--- START OF Data for processing ---
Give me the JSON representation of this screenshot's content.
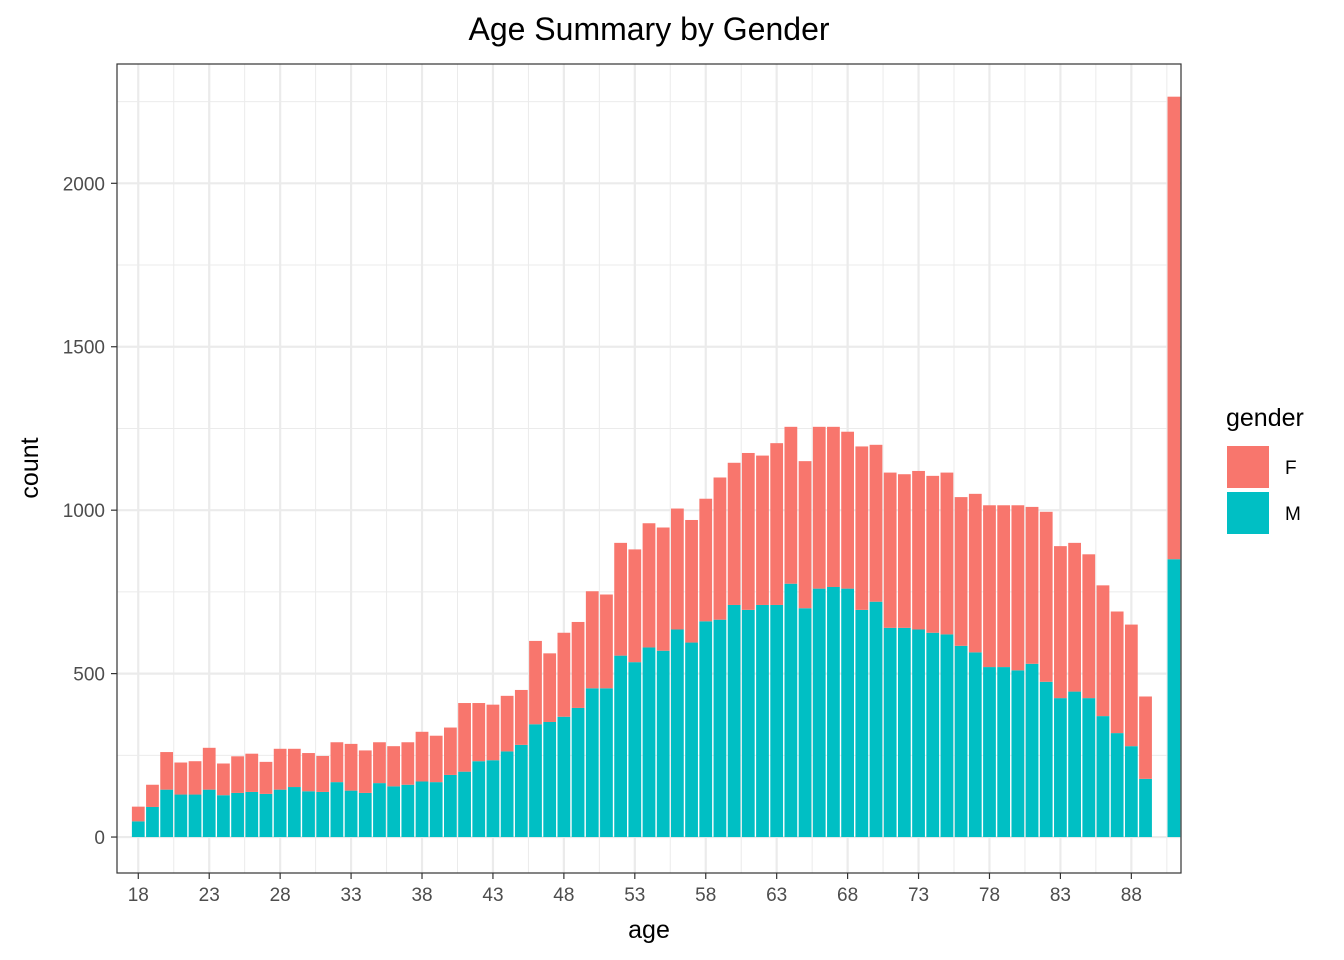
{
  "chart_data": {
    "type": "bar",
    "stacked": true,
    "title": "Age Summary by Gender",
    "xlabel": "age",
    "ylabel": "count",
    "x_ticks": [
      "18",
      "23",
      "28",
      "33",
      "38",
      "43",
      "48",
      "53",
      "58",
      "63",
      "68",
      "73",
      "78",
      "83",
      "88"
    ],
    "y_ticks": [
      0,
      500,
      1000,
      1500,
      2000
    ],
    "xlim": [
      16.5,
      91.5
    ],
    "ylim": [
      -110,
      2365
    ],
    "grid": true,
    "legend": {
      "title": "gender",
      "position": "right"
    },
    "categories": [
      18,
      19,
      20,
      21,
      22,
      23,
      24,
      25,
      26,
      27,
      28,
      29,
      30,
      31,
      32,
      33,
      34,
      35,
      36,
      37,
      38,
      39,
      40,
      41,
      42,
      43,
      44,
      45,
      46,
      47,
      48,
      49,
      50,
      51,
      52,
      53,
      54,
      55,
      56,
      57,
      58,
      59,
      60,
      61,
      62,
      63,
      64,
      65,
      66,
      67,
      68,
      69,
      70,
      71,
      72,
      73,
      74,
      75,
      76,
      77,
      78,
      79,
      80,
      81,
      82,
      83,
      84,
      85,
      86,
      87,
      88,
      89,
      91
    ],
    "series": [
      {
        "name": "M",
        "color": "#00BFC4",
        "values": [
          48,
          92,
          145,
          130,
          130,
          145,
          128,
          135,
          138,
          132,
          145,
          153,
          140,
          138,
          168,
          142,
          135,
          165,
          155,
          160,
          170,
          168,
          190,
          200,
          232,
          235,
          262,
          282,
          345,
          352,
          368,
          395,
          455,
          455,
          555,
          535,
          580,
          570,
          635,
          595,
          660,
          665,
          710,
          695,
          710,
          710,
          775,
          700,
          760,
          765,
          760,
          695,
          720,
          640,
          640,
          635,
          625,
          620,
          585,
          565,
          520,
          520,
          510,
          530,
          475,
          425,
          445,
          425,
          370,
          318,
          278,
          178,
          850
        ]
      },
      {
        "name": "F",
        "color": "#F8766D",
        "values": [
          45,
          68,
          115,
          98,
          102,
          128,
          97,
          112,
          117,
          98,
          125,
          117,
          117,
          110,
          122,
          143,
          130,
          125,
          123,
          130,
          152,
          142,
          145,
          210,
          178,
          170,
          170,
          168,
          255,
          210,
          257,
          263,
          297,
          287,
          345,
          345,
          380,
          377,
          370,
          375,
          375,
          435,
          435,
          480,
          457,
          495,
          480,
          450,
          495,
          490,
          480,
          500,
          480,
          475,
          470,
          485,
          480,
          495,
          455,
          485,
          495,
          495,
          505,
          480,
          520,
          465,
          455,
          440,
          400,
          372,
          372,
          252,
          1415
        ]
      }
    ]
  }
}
--- END OF Data for processing ---
## Given problem
Find the lines with the string "title" and reproduce them.

## Worked solution
    "title": "Age Summary by Gender",
      "title": "gender",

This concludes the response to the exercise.